▶ **Raw data**
= = =

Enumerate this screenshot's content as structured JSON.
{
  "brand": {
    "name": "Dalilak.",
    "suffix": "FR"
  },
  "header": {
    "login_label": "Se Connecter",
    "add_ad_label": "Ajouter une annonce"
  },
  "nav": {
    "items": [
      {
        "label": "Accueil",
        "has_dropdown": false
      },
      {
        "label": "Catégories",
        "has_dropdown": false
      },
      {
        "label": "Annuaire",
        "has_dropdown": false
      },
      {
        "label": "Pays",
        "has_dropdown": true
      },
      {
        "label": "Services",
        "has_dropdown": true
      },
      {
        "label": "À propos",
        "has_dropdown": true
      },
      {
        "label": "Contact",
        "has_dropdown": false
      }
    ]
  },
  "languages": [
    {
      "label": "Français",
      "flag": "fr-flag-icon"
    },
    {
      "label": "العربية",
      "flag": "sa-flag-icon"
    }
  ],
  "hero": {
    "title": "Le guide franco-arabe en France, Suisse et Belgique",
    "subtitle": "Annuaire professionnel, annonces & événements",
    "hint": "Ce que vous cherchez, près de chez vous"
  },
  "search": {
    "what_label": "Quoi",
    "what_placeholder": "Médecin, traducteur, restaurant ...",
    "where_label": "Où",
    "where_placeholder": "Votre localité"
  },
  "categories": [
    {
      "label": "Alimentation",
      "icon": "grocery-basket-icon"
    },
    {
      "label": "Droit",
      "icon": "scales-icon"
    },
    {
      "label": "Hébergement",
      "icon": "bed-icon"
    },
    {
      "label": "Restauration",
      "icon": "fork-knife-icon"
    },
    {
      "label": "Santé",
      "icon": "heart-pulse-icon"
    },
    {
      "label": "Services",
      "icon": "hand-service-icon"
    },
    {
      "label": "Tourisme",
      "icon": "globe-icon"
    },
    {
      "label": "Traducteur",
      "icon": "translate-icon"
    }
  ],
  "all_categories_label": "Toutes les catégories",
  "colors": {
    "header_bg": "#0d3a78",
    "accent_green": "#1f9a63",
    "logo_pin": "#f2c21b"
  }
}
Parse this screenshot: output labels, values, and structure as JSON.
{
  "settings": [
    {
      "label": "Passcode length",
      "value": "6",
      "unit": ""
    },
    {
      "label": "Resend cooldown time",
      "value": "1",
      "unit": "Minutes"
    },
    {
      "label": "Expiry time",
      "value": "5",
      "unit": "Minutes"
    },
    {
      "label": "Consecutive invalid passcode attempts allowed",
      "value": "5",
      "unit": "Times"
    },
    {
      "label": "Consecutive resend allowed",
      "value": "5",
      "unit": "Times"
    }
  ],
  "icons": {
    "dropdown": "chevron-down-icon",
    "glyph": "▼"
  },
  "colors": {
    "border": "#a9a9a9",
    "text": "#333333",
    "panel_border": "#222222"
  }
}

= = =

▶ **Given task**
Begin with the line that contains "Parse this screenshot: output" and set down each line exactly until the records above end, including the final line.

▶ **Completed exercise**
Parse this screenshot: output labels, values, and structure as JSON.
{
  "settings": [
    {
      "label": "Passcode length",
      "value": "6",
      "unit": ""
    },
    {
      "label": "Resend cooldown time",
      "value": "1",
      "unit": "Minutes"
    },
    {
      "label": "Expiry time",
      "value": "5",
      "unit": "Minutes"
    },
    {
      "label": "Consecutive invalid passcode attempts allowed",
      "value": "5",
      "unit": "Times"
    },
    {
      "label": "Consecutive resend allowed",
      "value": "5",
      "unit": "Times"
    }
  ],
  "icons": {
    "dropdown": "chevron-down-icon",
    "glyph": "▼"
  },
  "colors": {
    "border": "#a9a9a9",
    "text": "#333333",
    "panel_border": "#222222"
  }
}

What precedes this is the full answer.